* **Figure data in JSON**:
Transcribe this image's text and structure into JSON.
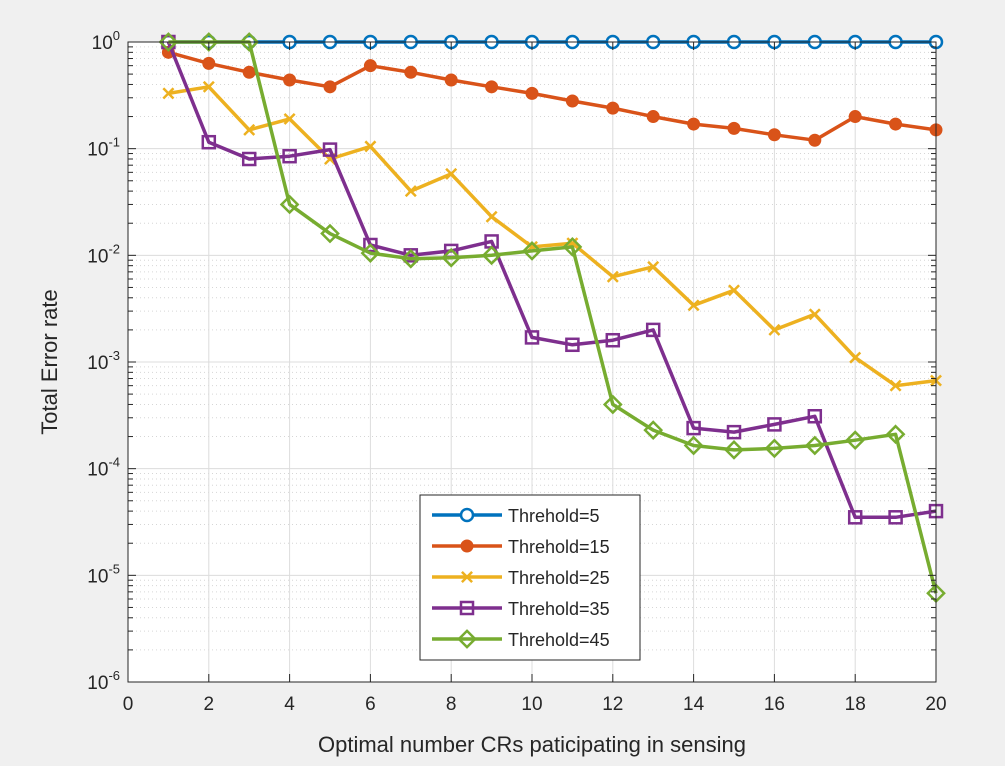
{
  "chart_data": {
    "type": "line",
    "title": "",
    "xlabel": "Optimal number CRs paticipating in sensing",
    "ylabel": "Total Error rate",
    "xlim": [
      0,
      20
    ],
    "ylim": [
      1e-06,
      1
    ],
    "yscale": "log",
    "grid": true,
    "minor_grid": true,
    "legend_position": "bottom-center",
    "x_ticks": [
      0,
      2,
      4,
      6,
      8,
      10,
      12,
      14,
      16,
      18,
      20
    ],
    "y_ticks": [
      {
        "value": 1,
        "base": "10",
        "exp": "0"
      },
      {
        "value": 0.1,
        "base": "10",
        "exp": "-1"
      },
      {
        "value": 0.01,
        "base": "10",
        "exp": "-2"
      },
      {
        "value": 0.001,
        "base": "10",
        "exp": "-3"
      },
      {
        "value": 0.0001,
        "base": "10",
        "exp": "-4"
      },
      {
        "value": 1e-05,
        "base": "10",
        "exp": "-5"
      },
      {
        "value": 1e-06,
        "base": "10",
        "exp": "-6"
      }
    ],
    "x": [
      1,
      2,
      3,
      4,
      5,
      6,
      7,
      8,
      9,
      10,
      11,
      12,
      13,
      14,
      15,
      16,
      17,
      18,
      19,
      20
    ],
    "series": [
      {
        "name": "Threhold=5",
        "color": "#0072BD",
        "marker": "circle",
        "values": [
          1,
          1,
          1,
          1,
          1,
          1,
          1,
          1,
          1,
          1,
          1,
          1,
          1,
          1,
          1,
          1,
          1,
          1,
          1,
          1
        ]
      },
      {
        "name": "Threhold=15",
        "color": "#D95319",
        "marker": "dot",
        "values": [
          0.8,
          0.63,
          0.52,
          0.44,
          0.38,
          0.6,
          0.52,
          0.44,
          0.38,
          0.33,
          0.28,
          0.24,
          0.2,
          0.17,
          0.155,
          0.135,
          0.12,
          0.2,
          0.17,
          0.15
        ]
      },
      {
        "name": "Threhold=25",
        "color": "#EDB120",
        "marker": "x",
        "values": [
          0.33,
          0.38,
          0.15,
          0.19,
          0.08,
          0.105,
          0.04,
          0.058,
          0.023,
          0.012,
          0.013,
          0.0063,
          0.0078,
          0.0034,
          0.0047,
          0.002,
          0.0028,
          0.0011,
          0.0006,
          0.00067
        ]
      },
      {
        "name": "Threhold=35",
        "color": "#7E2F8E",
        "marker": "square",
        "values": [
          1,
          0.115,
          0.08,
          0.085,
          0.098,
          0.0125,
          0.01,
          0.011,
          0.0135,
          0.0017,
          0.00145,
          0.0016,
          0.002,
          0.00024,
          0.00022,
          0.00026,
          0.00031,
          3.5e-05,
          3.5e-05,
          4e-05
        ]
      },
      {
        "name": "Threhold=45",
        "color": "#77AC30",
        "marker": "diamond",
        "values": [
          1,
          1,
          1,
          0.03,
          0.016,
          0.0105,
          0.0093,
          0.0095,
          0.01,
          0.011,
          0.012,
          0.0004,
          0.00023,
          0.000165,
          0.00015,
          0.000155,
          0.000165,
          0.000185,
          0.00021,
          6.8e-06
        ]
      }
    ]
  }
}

--

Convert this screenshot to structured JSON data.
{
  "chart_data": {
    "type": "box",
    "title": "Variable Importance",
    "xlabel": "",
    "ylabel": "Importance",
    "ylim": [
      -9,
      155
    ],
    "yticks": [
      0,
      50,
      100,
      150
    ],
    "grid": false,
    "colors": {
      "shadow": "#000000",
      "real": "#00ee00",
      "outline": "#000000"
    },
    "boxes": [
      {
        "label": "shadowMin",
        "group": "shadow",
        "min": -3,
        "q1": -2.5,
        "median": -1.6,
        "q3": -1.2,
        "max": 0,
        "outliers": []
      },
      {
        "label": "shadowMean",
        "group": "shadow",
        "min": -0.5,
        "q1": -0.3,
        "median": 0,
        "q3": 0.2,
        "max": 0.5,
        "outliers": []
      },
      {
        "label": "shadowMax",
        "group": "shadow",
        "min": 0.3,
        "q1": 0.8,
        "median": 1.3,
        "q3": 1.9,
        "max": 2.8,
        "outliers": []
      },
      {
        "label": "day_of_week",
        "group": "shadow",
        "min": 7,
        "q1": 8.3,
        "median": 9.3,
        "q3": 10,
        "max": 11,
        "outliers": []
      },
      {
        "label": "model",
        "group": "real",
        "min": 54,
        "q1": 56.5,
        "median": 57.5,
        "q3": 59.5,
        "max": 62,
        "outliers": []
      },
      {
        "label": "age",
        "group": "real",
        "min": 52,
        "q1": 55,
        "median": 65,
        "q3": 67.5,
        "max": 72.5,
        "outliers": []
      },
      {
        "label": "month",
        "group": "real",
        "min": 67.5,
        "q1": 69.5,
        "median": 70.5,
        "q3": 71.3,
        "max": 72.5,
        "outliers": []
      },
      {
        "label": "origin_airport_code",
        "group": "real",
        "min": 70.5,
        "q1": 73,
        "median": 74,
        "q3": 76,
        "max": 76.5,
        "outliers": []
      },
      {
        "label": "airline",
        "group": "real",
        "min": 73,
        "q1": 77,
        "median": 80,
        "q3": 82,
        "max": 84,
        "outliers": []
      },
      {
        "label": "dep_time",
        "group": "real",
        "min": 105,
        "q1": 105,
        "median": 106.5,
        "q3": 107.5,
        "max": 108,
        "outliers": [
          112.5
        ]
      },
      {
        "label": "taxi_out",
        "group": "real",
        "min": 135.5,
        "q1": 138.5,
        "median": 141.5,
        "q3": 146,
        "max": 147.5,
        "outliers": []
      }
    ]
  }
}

* **Short task**:
What is the number of lines above that contain "name"? Answer with that number only.

* **Task result**:
5